** Start of EXERCISE INPUTS **

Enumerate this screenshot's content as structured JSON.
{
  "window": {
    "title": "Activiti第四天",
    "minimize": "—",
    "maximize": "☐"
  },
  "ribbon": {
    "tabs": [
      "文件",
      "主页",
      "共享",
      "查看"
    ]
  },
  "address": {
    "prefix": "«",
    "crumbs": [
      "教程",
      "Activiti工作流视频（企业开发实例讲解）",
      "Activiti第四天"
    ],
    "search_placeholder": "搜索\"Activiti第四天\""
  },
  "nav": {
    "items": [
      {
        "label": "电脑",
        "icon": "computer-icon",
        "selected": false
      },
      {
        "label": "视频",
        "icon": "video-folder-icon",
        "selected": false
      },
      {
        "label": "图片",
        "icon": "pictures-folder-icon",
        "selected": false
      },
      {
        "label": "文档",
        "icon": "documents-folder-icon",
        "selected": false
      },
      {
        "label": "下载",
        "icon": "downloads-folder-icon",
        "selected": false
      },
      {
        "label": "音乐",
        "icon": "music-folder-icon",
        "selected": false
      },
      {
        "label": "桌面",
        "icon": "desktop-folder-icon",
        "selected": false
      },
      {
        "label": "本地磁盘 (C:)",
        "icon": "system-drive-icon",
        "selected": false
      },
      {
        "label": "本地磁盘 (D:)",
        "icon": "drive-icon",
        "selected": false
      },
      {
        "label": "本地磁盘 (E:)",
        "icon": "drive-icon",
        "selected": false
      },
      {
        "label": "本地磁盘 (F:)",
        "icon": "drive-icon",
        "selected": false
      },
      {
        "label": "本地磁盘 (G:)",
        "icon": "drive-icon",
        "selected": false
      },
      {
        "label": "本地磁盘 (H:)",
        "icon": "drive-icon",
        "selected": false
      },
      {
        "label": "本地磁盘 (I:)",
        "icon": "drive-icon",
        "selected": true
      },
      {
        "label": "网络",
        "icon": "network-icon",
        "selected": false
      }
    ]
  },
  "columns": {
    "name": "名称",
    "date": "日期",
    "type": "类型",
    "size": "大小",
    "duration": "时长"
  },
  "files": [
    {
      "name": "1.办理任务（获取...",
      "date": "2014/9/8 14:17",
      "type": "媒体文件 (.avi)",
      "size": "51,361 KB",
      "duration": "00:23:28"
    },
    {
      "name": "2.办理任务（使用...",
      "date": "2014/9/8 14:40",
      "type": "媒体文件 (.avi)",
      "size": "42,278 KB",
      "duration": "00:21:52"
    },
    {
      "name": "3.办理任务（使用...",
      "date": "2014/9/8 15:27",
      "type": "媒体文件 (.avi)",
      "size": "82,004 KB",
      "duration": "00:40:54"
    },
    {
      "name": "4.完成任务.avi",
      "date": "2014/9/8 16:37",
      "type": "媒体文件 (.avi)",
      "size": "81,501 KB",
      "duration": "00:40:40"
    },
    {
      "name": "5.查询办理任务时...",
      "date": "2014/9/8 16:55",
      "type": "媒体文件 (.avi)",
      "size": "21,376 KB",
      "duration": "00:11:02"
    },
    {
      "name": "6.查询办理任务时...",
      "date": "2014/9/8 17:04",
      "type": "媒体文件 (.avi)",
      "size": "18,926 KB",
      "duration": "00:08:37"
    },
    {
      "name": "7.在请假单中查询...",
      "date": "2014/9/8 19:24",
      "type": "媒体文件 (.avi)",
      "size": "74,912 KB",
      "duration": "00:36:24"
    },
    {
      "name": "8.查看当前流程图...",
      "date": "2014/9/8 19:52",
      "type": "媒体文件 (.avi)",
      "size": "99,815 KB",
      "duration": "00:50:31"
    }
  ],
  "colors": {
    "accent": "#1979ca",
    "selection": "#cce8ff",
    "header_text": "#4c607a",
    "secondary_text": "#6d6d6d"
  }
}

** End of EXERCISE INPUTS **
** Start of EXERCISE INPUTS **

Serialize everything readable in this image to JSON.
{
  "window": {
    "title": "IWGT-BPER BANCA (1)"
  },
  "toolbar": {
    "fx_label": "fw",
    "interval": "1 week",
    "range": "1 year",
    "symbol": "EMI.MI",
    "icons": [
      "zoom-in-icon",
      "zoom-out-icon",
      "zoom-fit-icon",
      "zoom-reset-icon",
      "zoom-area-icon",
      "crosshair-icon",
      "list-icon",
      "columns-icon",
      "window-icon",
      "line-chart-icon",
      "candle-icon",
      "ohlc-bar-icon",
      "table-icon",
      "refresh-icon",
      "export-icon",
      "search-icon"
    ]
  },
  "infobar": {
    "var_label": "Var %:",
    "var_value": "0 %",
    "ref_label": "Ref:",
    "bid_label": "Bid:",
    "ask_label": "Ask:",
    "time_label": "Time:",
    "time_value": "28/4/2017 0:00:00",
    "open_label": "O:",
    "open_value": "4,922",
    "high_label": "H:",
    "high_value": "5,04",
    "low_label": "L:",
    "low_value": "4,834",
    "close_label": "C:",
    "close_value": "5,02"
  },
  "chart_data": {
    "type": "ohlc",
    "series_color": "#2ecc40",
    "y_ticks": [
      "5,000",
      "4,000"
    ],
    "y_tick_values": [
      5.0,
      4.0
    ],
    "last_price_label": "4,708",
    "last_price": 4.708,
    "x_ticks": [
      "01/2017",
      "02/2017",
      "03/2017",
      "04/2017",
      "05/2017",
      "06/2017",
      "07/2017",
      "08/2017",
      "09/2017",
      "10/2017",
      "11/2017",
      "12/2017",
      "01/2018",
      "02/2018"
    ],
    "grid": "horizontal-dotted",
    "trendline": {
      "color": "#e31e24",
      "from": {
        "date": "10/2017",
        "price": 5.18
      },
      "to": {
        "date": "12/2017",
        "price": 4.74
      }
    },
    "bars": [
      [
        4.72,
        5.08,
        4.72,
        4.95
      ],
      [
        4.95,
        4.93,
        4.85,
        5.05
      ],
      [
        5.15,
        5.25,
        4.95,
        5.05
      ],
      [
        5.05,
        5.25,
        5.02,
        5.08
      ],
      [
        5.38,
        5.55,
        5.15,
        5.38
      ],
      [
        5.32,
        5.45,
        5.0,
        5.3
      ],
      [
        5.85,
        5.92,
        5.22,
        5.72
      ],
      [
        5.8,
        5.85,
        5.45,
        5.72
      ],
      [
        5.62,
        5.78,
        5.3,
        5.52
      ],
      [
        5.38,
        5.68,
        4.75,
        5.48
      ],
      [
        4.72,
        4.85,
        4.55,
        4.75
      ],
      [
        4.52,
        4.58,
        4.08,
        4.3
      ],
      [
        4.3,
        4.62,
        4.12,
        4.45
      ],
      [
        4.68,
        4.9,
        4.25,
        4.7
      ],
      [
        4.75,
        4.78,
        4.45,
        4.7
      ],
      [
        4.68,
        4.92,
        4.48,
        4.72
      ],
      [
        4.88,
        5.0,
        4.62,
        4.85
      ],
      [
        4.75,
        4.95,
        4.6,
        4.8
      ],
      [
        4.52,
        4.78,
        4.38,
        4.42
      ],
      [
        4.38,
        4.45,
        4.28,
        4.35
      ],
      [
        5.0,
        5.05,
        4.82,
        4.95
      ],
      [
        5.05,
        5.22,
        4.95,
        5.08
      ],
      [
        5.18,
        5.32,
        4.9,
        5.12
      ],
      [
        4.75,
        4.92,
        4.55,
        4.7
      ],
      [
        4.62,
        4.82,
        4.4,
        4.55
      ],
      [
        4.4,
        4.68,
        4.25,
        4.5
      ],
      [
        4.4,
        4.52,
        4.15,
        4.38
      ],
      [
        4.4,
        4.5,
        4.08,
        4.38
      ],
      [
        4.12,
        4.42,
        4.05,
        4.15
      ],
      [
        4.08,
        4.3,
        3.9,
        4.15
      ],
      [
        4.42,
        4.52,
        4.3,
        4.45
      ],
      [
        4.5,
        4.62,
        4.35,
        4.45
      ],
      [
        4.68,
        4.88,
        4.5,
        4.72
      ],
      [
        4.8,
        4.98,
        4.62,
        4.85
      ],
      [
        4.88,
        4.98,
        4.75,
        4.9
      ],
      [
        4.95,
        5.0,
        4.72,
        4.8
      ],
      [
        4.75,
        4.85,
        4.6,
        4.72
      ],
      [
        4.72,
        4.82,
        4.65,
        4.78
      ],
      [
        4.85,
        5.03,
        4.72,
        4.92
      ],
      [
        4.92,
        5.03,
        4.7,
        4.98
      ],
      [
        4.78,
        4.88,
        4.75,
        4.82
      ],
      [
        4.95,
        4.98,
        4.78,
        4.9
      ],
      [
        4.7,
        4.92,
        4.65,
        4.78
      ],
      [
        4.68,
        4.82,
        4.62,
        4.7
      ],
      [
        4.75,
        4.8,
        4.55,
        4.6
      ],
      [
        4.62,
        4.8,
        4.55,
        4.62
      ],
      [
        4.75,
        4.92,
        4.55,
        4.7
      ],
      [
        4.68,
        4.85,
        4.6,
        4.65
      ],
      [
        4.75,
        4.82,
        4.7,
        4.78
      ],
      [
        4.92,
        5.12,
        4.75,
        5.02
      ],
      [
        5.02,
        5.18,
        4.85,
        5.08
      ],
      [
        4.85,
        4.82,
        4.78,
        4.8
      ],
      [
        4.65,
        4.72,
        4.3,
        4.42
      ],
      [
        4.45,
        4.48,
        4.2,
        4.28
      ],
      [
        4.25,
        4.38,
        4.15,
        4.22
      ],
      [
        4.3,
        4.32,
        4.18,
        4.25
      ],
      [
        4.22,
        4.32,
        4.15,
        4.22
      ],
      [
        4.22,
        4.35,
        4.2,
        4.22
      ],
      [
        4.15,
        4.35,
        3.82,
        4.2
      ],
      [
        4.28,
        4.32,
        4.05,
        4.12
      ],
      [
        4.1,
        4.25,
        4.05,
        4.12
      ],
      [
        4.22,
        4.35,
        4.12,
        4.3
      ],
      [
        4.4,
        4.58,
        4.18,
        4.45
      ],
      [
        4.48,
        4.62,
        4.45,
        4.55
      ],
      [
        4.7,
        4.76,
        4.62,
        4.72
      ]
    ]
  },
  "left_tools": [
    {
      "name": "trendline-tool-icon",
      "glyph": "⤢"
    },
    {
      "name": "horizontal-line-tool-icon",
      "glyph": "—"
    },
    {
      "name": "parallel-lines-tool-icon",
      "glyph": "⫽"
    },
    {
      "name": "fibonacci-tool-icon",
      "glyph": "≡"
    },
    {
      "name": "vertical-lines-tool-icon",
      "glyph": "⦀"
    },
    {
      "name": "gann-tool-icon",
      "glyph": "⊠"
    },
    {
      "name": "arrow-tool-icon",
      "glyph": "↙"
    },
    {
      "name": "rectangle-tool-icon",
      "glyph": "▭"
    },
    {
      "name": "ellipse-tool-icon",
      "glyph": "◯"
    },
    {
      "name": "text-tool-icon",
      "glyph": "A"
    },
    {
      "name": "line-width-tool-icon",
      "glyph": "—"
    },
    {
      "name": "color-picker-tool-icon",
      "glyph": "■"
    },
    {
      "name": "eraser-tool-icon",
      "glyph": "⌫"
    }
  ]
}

** End of EXERCISE INPUTS **
** Start of EXERCISE INPUTS **

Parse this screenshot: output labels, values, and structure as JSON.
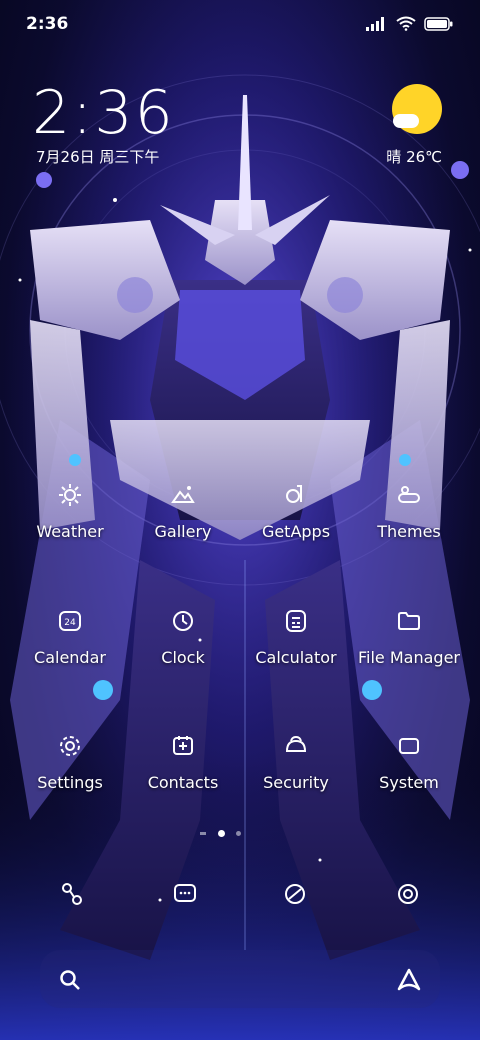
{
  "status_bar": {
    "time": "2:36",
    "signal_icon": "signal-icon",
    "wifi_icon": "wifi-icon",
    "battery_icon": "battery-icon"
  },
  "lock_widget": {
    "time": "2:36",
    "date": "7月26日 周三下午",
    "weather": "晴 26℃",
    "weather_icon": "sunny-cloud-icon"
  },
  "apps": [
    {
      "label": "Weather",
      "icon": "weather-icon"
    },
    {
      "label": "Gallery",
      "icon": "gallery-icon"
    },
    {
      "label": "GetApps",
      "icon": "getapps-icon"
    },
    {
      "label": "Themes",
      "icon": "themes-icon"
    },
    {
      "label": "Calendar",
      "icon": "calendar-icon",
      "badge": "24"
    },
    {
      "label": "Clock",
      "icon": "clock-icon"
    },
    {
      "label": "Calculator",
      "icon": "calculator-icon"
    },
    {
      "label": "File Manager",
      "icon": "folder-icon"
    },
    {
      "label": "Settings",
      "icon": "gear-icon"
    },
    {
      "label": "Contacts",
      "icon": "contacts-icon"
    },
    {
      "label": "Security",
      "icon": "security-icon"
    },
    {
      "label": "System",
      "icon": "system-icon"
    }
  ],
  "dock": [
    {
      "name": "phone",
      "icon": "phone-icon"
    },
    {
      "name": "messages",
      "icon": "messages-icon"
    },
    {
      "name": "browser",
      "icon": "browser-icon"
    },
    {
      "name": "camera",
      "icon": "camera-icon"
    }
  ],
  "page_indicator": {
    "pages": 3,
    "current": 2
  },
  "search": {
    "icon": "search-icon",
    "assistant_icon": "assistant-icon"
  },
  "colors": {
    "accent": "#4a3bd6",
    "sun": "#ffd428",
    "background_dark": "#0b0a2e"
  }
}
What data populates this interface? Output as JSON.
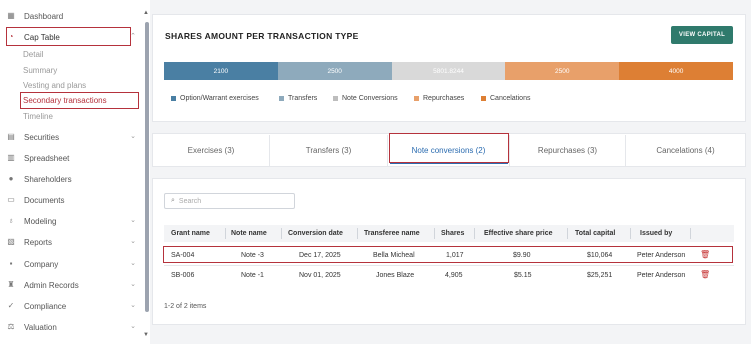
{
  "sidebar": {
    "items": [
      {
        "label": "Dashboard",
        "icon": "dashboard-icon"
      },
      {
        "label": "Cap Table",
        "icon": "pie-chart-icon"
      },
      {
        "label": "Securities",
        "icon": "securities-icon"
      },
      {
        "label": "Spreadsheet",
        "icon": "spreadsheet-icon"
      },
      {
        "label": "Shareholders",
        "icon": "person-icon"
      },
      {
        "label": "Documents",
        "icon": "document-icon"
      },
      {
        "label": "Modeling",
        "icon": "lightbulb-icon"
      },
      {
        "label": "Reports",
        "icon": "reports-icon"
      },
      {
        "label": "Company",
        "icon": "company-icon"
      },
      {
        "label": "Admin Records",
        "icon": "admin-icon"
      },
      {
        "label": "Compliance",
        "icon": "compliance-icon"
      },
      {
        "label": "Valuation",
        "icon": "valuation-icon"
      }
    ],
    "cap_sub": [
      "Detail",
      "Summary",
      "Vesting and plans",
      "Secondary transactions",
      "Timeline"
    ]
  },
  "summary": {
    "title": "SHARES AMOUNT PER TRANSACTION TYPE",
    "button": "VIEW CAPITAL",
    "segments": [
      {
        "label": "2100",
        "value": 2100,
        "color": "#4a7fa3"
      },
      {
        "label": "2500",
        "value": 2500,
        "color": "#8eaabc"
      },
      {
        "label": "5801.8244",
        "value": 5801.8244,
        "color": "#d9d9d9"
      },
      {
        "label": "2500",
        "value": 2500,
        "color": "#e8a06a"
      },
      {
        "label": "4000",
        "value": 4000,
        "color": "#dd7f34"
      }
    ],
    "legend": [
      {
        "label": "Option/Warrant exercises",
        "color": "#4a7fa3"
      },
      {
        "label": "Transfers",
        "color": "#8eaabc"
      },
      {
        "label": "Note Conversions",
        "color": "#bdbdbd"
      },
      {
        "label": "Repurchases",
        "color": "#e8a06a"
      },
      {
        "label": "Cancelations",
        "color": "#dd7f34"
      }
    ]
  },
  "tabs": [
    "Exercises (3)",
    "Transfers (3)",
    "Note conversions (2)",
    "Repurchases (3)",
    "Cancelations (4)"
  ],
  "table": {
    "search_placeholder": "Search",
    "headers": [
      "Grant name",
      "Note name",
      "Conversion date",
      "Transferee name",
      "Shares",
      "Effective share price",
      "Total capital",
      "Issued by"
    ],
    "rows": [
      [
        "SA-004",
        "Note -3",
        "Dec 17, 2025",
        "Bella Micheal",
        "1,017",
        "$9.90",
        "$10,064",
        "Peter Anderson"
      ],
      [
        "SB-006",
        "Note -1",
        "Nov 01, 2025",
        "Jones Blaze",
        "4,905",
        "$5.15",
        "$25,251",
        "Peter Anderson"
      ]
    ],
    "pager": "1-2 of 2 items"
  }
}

** End of EXERCISE INPUTS **

Search the data for the word "folder" and copy each line where it appears.

EXERCISE OUTPUT:
        "icon": "video-folder-icon",
        "icon": "pictures-folder-icon",
        "icon": "documents-folder-icon",
        "icon": "downloads-folder-icon",
        "icon": "music-folder-icon",
        "icon": "desktop-folder-icon",
      "icon": "folder-icon"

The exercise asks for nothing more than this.